::: ENTRIES SHOWN :::

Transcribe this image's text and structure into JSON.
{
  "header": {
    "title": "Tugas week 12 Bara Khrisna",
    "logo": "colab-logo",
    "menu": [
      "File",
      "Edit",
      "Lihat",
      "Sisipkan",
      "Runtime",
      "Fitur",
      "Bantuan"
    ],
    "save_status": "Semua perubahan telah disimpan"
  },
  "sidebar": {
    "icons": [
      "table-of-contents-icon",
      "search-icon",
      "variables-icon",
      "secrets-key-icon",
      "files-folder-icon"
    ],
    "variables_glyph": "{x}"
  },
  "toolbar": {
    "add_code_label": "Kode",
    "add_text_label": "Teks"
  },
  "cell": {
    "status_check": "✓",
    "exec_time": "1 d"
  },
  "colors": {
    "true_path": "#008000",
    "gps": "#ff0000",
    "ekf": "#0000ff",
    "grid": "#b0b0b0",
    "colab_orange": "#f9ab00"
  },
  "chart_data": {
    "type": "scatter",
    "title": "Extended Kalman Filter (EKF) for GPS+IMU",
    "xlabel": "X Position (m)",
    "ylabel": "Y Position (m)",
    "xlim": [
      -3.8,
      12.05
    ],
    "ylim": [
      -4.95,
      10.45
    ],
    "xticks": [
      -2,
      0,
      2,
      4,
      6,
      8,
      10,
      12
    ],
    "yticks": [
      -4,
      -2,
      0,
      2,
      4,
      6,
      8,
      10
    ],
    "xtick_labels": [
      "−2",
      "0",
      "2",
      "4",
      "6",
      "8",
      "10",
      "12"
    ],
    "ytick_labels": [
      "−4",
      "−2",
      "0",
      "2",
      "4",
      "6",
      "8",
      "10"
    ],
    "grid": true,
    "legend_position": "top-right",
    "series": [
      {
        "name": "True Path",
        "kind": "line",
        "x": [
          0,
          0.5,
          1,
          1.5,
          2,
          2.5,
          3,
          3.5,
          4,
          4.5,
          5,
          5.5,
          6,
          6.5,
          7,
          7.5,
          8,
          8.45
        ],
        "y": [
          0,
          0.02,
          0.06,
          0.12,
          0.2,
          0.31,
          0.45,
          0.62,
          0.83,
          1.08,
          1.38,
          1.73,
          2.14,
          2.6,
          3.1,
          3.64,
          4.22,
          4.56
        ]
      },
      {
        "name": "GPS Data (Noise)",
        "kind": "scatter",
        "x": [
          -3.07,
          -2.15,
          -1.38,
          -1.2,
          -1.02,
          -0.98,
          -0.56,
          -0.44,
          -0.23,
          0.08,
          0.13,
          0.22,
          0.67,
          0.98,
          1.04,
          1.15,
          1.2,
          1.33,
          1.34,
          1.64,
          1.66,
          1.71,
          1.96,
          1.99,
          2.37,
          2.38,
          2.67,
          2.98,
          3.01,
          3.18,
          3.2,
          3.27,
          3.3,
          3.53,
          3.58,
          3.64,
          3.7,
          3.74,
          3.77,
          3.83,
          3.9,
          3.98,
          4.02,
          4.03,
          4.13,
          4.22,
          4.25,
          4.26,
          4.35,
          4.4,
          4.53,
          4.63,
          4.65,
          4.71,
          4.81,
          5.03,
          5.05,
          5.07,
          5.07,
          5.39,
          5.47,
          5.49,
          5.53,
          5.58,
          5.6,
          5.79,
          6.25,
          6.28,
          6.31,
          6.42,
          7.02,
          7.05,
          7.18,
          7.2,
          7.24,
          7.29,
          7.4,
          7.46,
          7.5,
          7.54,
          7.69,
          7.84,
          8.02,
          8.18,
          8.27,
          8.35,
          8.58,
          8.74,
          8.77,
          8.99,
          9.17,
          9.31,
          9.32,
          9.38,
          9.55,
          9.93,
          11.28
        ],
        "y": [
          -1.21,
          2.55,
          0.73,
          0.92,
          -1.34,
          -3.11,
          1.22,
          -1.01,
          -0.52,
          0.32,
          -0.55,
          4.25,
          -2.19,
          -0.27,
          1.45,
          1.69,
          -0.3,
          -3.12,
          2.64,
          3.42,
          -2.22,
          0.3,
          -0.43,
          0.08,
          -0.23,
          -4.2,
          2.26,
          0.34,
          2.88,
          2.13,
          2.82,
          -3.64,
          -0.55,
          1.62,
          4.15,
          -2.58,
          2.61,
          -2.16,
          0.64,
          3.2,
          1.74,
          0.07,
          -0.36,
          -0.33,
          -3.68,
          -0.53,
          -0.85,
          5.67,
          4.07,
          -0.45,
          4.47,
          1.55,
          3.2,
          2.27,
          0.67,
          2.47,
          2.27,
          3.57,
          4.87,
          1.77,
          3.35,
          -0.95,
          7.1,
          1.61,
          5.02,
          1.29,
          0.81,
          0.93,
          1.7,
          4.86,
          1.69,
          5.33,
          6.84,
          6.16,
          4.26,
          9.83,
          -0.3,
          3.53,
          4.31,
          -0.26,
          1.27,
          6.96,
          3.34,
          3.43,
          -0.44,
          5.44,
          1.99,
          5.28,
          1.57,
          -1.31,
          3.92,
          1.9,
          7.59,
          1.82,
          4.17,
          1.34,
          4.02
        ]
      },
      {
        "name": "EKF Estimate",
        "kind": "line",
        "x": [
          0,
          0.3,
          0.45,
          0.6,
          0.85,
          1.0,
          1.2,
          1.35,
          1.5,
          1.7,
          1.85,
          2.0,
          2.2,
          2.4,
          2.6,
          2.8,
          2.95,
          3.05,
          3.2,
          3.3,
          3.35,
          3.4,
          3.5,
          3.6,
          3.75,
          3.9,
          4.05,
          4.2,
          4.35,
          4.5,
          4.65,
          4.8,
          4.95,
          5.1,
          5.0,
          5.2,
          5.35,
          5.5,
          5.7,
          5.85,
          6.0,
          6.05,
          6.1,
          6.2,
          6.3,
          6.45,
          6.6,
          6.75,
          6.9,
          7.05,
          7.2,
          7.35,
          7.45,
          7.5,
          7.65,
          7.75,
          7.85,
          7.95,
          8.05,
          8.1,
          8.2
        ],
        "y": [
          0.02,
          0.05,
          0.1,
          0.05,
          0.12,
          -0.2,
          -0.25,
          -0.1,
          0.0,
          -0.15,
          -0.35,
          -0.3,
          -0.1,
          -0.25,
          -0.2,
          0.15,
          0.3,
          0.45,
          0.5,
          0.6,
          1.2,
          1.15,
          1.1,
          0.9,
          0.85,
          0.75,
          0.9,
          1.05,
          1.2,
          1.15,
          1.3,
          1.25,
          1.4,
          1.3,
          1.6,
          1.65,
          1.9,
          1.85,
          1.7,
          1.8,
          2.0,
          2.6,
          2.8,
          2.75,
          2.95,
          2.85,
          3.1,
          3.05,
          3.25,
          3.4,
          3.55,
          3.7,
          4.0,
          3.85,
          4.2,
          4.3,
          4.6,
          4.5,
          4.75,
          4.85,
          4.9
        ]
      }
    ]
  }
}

:::

_SHORT EXERCISE:_
All of the data above should be transcribed exactly.

_FINISHED EXERCISE:_
Transcribe this image's text and structure into JSON.
{
  "header": {
    "title": "Tugas week 12 Bara Khrisna",
    "logo": "colab-logo",
    "menu": [
      "File",
      "Edit",
      "Lihat",
      "Sisipkan",
      "Runtime",
      "Fitur",
      "Bantuan"
    ],
    "save_status": "Semua perubahan telah disimpan"
  },
  "sidebar": {
    "icons": [
      "table-of-contents-icon",
      "search-icon",
      "variables-icon",
      "secrets-key-icon",
      "files-folder-icon"
    ],
    "variables_glyph": "{x}"
  },
  "toolbar": {
    "add_code_label": "Kode",
    "add_text_label": "Teks"
  },
  "cell": {
    "status_check": "✓",
    "exec_time": "1 d"
  },
  "colors": {
    "true_path": "#008000",
    "gps": "#ff0000",
    "ekf": "#0000ff",
    "grid": "#b0b0b0",
    "colab_orange": "#f9ab00"
  },
  "chart_data": {
    "type": "scatter",
    "title": "Extended Kalman Filter (EKF) for GPS+IMU",
    "xlabel": "X Position (m)",
    "ylabel": "Y Position (m)",
    "xlim": [
      -3.8,
      12.05
    ],
    "ylim": [
      -4.95,
      10.45
    ],
    "xticks": [
      -2,
      0,
      2,
      4,
      6,
      8,
      10,
      12
    ],
    "yticks": [
      -4,
      -2,
      0,
      2,
      4,
      6,
      8,
      10
    ],
    "xtick_labels": [
      "−2",
      "0",
      "2",
      "4",
      "6",
      "8",
      "10",
      "12"
    ],
    "ytick_labels": [
      "−4",
      "−2",
      "0",
      "2",
      "4",
      "6",
      "8",
      "10"
    ],
    "grid": true,
    "legend_position": "top-right",
    "series": [
      {
        "name": "True Path",
        "kind": "line",
        "x": [
          0,
          0.5,
          1,
          1.5,
          2,
          2.5,
          3,
          3.5,
          4,
          4.5,
          5,
          5.5,
          6,
          6.5,
          7,
          7.5,
          8,
          8.45
        ],
        "y": [
          0,
          0.02,
          0.06,
          0.12,
          0.2,
          0.31,
          0.45,
          0.62,
          0.83,
          1.08,
          1.38,
          1.73,
          2.14,
          2.6,
          3.1,
          3.64,
          4.22,
          4.56
        ]
      },
      {
        "name": "GPS Data (Noise)",
        "kind": "scatter",
        "x": [
          -3.07,
          -2.15,
          -1.38,
          -1.2,
          -1.02,
          -0.98,
          -0.56,
          -0.44,
          -0.23,
          0.08,
          0.13,
          0.22,
          0.67,
          0.98,
          1.04,
          1.15,
          1.2,
          1.33,
          1.34,
          1.64,
          1.66,
          1.71,
          1.96,
          1.99,
          2.37,
          2.38,
          2.67,
          2.98,
          3.01,
          3.18,
          3.2,
          3.27,
          3.3,
          3.53,
          3.58,
          3.64,
          3.7,
          3.74,
          3.77,
          3.83,
          3.9,
          3.98,
          4.02,
          4.03,
          4.13,
          4.22,
          4.25,
          4.26,
          4.35,
          4.4,
          4.53,
          4.63,
          4.65,
          4.71,
          4.81,
          5.03,
          5.05,
          5.07,
          5.07,
          5.39,
          5.47,
          5.49,
          5.53,
          5.58,
          5.6,
          5.79,
          6.25,
          6.28,
          6.31,
          6.42,
          7.02,
          7.05,
          7.18,
          7.2,
          7.24,
          7.29,
          7.4,
          7.46,
          7.5,
          7.54,
          7.69,
          7.84,
          8.02,
          8.18,
          8.27,
          8.35,
          8.58,
          8.74,
          8.77,
          8.99,
          9.17,
          9.31,
          9.32,
          9.38,
          9.55,
          9.93,
          11.28
        ],
        "y": [
          -1.21,
          2.55,
          0.73,
          0.92,
          -1.34,
          -3.11,
          1.22,
          -1.01,
          -0.52,
          0.32,
          -0.55,
          4.25,
          -2.19,
          -0.27,
          1.45,
          1.69,
          -0.3,
          -3.12,
          2.64,
          3.42,
          -2.22,
          0.3,
          -0.43,
          0.08,
          -0.23,
          -4.2,
          2.26,
          0.34,
          2.88,
          2.13,
          2.82,
          -3.64,
          -0.55,
          1.62,
          4.15,
          -2.58,
          2.61,
          -2.16,
          0.64,
          3.2,
          1.74,
          0.07,
          -0.36,
          -0.33,
          -3.68,
          -0.53,
          -0.85,
          5.67,
          4.07,
          -0.45,
          4.47,
          1.55,
          3.2,
          2.27,
          0.67,
          2.47,
          2.27,
          3.57,
          4.87,
          1.77,
          3.35,
          -0.95,
          7.1,
          1.61,
          5.02,
          1.29,
          0.81,
          0.93,
          1.7,
          4.86,
          1.69,
          5.33,
          6.84,
          6.16,
          4.26,
          9.83,
          -0.3,
          3.53,
          4.31,
          -0.26,
          1.27,
          6.96,
          3.34,
          3.43,
          -0.44,
          5.44,
          1.99,
          5.28,
          1.57,
          -1.31,
          3.92,
          1.9,
          7.59,
          1.82,
          4.17,
          1.34,
          4.02
        ]
      },
      {
        "name": "EKF Estimate",
        "kind": "line",
        "x": [
          0,
          0.3,
          0.45,
          0.6,
          0.85,
          1.0,
          1.2,
          1.35,
          1.5,
          1.7,
          1.85,
          2.0,
          2.2,
          2.4,
          2.6,
          2.8,
          2.95,
          3.05,
          3.2,
          3.3,
          3.35,
          3.4,
          3.5,
          3.6,
          3.75,
          3.9,
          4.05,
          4.2,
          4.35,
          4.5,
          4.65,
          4.8,
          4.95,
          5.1,
          5.0,
          5.2,
          5.35,
          5.5,
          5.7,
          5.85,
          6.0,
          6.05,
          6.1,
          6.2,
          6.3,
          6.45,
          6.6,
          6.75,
          6.9,
          7.05,
          7.2,
          7.35,
          7.45,
          7.5,
          7.65,
          7.75,
          7.85,
          7.95,
          8.05,
          8.1,
          8.2
        ],
        "y": [
          0.02,
          0.05,
          0.1,
          0.05,
          0.12,
          -0.2,
          -0.25,
          -0.1,
          0.0,
          -0.15,
          -0.35,
          -0.3,
          -0.1,
          -0.25,
          -0.2,
          0.15,
          0.3,
          0.45,
          0.5,
          0.6,
          1.2,
          1.15,
          1.1,
          0.9,
          0.85,
          0.75,
          0.9,
          1.05,
          1.2,
          1.15,
          1.3,
          1.25,
          1.4,
          1.3,
          1.6,
          1.65,
          1.9,
          1.85,
          1.7,
          1.8,
          2.0,
          2.6,
          2.8,
          2.75,
          2.95,
          2.85,
          3.1,
          3.05,
          3.25,
          3.4,
          3.55,
          3.7,
          4.0,
          3.85,
          4.2,
          4.3,
          4.6,
          4.5,
          4.75,
          4.85,
          4.9
        ]
      }
    ]
  }
}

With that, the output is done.